[Dataset entries]
===============
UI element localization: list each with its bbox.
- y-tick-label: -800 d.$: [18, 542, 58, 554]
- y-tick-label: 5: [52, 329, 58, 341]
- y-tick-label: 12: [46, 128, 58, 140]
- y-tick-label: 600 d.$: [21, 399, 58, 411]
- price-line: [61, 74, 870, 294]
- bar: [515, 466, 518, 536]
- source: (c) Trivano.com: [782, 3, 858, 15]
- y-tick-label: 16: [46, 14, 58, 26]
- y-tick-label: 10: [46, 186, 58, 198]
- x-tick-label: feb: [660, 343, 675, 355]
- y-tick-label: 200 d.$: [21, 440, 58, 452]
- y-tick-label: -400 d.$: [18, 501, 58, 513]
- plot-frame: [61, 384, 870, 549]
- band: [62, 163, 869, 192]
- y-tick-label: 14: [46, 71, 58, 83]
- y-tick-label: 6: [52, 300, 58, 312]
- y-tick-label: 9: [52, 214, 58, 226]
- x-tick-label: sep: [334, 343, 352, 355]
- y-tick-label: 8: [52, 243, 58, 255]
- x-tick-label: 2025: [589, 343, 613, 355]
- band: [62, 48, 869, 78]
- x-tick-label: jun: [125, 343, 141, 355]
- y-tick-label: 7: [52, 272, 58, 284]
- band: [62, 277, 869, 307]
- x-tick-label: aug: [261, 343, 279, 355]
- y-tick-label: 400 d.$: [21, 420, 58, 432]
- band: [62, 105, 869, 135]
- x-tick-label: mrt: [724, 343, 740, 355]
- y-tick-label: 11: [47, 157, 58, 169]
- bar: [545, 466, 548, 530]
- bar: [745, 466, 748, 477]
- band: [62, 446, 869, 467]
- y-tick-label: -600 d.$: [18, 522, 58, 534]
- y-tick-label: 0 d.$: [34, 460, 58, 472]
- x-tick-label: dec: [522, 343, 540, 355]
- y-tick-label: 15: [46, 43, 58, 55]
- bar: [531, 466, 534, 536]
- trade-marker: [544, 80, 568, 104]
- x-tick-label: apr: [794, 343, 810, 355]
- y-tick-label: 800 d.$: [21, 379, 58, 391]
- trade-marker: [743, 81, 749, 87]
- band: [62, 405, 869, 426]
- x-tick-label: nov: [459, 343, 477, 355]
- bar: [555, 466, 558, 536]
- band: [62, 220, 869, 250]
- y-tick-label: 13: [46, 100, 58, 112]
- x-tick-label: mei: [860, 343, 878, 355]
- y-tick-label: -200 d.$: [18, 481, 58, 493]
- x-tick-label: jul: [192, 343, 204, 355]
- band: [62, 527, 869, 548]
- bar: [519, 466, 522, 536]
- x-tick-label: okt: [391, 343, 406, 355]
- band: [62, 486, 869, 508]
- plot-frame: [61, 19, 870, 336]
===============
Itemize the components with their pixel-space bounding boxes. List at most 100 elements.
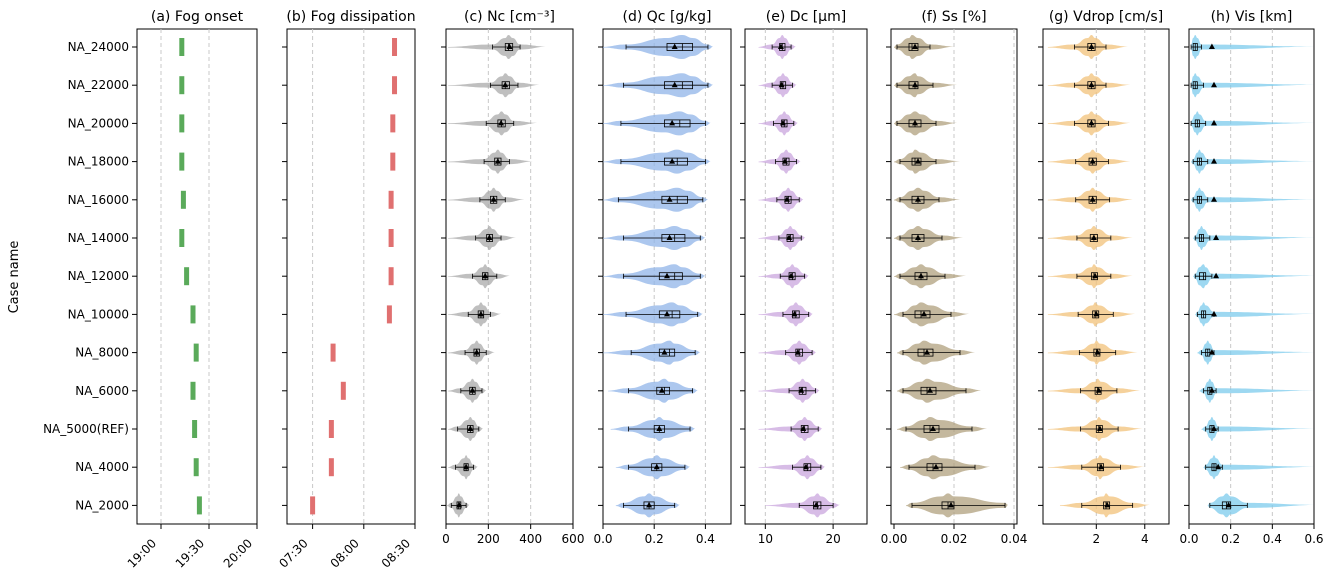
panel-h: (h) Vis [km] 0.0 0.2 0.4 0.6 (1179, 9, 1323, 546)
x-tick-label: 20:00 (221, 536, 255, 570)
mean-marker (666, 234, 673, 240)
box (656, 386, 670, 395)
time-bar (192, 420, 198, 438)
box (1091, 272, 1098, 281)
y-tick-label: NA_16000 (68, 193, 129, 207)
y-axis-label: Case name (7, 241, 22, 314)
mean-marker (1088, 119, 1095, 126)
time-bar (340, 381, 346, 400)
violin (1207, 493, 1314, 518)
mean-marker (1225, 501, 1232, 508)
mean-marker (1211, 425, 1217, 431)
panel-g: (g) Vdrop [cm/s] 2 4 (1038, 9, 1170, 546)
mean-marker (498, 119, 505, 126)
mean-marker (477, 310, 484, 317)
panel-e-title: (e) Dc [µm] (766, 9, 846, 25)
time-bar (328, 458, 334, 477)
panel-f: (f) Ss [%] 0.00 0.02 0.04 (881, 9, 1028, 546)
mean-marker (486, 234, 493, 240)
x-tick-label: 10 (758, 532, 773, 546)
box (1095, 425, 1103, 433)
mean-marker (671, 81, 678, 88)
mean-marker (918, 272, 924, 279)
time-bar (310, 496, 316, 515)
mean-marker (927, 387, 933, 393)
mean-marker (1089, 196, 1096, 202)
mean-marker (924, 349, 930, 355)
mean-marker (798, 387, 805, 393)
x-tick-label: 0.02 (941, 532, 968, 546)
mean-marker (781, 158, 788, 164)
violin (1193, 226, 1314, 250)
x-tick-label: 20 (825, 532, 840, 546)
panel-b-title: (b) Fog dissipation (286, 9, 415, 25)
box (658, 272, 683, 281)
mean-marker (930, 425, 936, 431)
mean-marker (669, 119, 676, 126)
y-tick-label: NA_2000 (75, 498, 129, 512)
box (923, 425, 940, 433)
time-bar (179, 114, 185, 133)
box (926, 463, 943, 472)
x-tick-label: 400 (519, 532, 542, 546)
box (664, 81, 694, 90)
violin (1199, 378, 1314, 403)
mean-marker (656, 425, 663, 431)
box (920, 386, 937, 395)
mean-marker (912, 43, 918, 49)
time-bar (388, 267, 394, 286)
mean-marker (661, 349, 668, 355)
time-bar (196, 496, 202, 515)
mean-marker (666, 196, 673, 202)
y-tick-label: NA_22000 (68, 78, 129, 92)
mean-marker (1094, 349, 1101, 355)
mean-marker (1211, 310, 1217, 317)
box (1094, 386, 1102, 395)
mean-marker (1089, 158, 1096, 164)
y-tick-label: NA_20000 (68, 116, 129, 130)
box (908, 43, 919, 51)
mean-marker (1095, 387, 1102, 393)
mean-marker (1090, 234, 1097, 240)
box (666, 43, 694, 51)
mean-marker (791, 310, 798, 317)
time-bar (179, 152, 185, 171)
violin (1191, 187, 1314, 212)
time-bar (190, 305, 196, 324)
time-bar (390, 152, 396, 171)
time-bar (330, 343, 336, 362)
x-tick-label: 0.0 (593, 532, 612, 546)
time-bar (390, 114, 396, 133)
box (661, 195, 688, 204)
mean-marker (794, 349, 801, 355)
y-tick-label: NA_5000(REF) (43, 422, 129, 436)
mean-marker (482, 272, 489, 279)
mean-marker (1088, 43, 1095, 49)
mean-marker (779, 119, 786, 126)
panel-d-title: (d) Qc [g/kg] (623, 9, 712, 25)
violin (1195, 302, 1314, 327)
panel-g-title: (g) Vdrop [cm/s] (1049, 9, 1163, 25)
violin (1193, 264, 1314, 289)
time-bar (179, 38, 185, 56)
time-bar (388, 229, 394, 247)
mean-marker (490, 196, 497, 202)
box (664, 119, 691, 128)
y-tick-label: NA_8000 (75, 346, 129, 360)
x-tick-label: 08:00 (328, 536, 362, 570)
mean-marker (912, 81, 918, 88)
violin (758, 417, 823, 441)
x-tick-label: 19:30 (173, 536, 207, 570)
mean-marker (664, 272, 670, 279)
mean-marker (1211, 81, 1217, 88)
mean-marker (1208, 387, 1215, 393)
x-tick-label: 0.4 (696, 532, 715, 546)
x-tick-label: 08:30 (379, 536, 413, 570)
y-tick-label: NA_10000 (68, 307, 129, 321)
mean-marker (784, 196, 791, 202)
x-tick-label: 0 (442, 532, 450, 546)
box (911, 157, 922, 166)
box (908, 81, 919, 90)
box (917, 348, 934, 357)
===============
Your objective. Quote every line from the one containing "panel-h: (h) Vis" down to the one containing "violin (1207, 493, 1314, 518)", keeping both of those lines.

Solution to this task.
panel-h: (h) Vis [km] 0.0 0.2 0.4 0.6 (1179, 9, 1323, 546)
x-tick-label: 20:00 (221, 536, 255, 570)
mean-marker (666, 234, 673, 240)
box (656, 386, 670, 395)
time-bar (192, 420, 198, 438)
box (1091, 272, 1098, 281)
y-tick-label: NA_16000 (68, 193, 129, 207)
y-axis-label: Case name (7, 241, 22, 314)
mean-marker (1088, 119, 1095, 126)
time-bar (340, 381, 346, 400)
violin (1207, 493, 1314, 518)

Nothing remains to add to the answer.